Given data start
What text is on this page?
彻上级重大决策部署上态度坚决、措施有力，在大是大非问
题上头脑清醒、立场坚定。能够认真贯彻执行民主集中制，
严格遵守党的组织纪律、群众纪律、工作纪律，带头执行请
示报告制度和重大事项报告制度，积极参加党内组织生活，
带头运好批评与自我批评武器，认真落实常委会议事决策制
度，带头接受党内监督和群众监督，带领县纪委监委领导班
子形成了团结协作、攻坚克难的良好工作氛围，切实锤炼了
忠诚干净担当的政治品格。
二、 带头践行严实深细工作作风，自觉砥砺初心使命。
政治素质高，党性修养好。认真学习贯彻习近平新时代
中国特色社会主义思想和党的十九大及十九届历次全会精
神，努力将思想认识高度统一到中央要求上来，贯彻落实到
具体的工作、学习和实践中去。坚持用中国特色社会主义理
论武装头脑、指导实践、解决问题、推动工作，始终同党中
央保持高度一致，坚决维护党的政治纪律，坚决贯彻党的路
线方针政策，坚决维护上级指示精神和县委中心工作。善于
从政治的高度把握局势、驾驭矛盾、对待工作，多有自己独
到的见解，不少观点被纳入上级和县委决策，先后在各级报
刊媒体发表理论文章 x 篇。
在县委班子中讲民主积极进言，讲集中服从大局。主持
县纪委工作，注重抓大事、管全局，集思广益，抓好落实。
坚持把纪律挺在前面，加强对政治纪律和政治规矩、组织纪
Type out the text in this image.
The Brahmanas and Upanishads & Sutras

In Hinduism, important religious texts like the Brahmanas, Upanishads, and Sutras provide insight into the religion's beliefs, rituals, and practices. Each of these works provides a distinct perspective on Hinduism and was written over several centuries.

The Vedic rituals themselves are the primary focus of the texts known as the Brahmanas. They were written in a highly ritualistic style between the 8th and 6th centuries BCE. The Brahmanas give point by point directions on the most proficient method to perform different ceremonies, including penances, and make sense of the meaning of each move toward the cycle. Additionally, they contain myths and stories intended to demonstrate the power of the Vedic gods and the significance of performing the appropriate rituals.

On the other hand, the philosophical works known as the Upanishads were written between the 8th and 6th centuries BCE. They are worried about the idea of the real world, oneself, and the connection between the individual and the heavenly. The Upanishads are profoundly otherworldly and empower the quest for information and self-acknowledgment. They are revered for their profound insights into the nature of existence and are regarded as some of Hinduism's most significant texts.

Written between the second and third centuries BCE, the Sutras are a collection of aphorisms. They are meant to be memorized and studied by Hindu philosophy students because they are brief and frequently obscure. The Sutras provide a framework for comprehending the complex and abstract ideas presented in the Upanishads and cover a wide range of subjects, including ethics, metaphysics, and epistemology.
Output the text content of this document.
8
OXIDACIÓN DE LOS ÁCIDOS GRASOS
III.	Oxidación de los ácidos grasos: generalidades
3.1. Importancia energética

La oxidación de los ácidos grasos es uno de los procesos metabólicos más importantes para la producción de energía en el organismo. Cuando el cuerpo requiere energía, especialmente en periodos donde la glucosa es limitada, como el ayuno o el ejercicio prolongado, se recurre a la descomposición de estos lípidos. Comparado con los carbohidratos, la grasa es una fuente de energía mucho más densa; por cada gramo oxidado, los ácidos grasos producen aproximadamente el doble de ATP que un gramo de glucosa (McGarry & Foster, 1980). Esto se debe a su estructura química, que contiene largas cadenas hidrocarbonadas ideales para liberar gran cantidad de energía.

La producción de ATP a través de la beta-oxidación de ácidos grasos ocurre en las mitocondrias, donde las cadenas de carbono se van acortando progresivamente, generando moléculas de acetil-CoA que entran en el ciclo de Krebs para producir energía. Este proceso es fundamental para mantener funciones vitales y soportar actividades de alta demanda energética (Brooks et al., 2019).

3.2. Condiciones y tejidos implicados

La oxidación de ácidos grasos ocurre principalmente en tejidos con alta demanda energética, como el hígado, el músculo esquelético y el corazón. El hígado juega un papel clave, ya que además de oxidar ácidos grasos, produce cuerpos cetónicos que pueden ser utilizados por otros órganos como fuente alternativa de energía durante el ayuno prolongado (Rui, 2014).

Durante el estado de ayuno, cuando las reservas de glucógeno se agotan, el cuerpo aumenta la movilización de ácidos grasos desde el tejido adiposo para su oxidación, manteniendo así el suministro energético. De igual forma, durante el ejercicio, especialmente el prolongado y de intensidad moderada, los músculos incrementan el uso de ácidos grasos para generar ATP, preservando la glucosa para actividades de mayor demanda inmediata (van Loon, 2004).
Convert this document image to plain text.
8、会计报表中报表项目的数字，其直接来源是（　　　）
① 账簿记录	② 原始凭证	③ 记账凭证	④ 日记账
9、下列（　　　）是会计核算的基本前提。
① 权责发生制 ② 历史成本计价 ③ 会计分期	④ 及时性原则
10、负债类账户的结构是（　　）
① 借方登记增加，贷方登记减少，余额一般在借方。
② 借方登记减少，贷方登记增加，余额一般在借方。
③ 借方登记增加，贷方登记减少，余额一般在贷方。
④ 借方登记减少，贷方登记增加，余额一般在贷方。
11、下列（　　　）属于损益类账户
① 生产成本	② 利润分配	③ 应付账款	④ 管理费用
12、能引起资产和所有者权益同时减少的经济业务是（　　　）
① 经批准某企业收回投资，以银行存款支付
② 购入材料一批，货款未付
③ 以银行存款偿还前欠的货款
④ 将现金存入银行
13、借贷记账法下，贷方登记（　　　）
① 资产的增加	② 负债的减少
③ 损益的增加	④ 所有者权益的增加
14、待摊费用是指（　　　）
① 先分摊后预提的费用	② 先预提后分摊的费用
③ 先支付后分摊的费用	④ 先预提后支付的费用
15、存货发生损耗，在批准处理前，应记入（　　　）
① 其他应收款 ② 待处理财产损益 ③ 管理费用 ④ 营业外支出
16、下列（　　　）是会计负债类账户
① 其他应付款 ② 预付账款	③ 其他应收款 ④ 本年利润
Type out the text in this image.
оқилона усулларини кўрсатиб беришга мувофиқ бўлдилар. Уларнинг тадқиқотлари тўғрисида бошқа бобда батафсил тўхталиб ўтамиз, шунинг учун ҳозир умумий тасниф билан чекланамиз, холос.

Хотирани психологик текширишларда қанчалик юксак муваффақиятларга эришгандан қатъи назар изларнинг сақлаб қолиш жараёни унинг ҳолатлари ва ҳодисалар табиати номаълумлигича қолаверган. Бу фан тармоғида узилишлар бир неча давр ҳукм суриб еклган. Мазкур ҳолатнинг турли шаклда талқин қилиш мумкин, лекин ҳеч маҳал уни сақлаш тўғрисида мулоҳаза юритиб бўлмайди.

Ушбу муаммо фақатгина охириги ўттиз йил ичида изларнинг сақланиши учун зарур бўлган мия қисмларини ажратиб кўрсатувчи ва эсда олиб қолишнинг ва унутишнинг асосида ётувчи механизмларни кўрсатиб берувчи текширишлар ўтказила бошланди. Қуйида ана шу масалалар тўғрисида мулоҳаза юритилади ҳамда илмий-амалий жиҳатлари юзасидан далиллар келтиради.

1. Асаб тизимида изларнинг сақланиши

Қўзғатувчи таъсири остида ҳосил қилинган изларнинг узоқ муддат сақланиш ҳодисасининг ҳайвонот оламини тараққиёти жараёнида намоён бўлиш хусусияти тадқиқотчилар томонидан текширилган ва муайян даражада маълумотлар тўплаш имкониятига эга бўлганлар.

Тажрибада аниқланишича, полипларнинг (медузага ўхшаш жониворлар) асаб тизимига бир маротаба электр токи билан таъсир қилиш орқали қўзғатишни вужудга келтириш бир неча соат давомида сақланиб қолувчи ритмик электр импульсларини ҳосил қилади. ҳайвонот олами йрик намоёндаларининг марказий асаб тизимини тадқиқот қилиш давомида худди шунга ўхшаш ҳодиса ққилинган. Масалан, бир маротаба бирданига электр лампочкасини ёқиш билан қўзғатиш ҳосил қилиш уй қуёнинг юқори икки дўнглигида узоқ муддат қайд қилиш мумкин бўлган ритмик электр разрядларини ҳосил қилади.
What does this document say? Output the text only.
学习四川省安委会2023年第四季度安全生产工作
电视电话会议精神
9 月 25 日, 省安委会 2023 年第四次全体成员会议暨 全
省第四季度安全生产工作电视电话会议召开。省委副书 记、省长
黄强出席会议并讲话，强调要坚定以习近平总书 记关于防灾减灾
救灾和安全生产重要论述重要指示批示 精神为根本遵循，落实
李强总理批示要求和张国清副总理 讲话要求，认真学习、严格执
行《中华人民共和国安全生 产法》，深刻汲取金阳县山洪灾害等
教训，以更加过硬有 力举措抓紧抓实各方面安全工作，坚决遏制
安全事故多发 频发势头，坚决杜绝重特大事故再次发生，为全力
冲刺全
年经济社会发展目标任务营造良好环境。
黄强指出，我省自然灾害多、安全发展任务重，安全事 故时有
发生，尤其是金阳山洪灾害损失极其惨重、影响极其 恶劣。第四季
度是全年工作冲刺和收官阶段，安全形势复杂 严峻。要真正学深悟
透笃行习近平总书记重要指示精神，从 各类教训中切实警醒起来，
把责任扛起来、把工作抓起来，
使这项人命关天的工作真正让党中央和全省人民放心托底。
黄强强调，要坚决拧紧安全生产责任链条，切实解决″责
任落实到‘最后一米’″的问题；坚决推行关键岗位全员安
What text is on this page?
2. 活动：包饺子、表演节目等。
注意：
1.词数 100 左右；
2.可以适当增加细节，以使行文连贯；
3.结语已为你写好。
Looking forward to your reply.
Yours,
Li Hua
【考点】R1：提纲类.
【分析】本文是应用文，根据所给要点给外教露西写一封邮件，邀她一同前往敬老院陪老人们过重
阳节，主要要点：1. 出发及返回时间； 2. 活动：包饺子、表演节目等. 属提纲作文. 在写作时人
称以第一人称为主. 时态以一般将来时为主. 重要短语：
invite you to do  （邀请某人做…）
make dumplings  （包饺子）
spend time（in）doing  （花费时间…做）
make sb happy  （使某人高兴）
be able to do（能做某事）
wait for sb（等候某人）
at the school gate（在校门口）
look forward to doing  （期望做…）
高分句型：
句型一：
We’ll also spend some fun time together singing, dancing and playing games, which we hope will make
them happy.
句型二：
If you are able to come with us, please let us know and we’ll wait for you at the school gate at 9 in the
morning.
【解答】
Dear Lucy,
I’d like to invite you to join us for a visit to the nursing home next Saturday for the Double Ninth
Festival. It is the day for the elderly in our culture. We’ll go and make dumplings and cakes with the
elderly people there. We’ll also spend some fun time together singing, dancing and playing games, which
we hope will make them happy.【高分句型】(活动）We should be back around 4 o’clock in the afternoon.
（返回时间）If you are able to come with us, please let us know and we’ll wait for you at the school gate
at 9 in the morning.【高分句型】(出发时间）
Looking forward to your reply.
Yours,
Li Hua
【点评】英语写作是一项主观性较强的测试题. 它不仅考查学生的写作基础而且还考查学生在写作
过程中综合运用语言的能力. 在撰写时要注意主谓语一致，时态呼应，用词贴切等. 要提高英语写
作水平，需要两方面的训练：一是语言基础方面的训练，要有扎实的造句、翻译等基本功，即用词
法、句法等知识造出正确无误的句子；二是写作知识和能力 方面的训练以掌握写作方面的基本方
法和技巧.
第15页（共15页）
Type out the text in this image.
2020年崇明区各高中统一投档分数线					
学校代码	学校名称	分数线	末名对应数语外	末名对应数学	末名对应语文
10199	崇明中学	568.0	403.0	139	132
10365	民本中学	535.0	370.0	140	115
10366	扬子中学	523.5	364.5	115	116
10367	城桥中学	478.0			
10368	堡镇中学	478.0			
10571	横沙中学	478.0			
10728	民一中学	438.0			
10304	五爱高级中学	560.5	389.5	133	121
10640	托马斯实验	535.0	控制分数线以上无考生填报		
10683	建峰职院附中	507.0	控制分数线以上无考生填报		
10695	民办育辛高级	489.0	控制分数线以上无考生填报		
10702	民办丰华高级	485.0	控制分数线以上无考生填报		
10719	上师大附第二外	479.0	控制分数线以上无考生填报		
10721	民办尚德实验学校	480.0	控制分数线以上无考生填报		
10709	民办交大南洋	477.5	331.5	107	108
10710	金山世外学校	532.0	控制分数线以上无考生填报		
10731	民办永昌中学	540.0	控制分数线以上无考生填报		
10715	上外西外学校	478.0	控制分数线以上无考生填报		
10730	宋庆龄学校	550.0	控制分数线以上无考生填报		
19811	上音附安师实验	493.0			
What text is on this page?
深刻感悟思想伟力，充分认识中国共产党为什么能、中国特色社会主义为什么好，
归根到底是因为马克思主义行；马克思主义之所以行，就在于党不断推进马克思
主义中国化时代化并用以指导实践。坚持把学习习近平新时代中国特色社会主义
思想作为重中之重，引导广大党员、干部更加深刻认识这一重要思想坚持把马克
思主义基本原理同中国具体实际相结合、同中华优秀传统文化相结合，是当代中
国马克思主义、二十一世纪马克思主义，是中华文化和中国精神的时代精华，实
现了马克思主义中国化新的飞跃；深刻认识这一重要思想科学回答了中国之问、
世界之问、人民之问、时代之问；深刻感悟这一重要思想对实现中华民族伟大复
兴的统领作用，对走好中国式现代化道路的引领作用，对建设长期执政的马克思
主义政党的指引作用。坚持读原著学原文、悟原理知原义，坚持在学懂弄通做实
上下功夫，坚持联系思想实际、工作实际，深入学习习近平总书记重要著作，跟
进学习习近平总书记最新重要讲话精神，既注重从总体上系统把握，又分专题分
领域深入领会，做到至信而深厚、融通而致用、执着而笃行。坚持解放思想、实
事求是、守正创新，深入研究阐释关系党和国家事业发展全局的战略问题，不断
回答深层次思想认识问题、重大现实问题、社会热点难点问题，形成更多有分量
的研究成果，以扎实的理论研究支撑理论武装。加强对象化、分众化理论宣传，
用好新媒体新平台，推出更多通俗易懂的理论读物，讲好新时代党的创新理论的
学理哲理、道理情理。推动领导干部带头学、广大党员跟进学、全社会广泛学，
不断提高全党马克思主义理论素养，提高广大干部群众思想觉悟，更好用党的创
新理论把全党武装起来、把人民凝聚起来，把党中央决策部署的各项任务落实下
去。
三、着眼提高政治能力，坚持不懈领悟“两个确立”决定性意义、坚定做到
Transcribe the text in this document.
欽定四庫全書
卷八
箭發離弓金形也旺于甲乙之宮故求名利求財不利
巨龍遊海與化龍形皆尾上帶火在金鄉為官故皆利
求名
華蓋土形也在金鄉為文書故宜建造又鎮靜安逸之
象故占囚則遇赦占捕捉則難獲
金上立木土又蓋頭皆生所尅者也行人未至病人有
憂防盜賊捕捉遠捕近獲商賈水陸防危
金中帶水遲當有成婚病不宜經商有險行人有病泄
Given data end
◆ **Exercise instructions**:
Go through the entries and return each line where the word "Upanishads" appears.

◆ **Reply to the task**:
The Brahmanas and Upanishads & Sutras
In Hinduism, important religious texts like the Brahmanas, Upanishads, and Sutras provide insight into the religion's beliefs, rituals, and practices. Each of these works provides a distinct perspective on Hinduism and was written over several centuries.
On the other hand, the philosophical works known as the Upanishads were written between the 8th and 6th centuries BCE. They are worried about the idea of the real world, oneself, and the connection between the individual and the heavenly. The Upanishads are profoundly otherworldly and empower the quest for information and self-acknowledgment. They are revered for their profound insights into the nature of existence and are regarded as some of Hinduism's most significant texts.
Written between the second and third centuries BCE, the Sutras are a collection of aphorisms. They are meant to be memorized and studied by Hindu philosophy students because they are brief and frequently obscure. The Sutras provide a framework for comprehending the complex and abstract ideas presented in the Upanishads and cover a wide range of subjects, including ethics, metaphysics, and epistemology.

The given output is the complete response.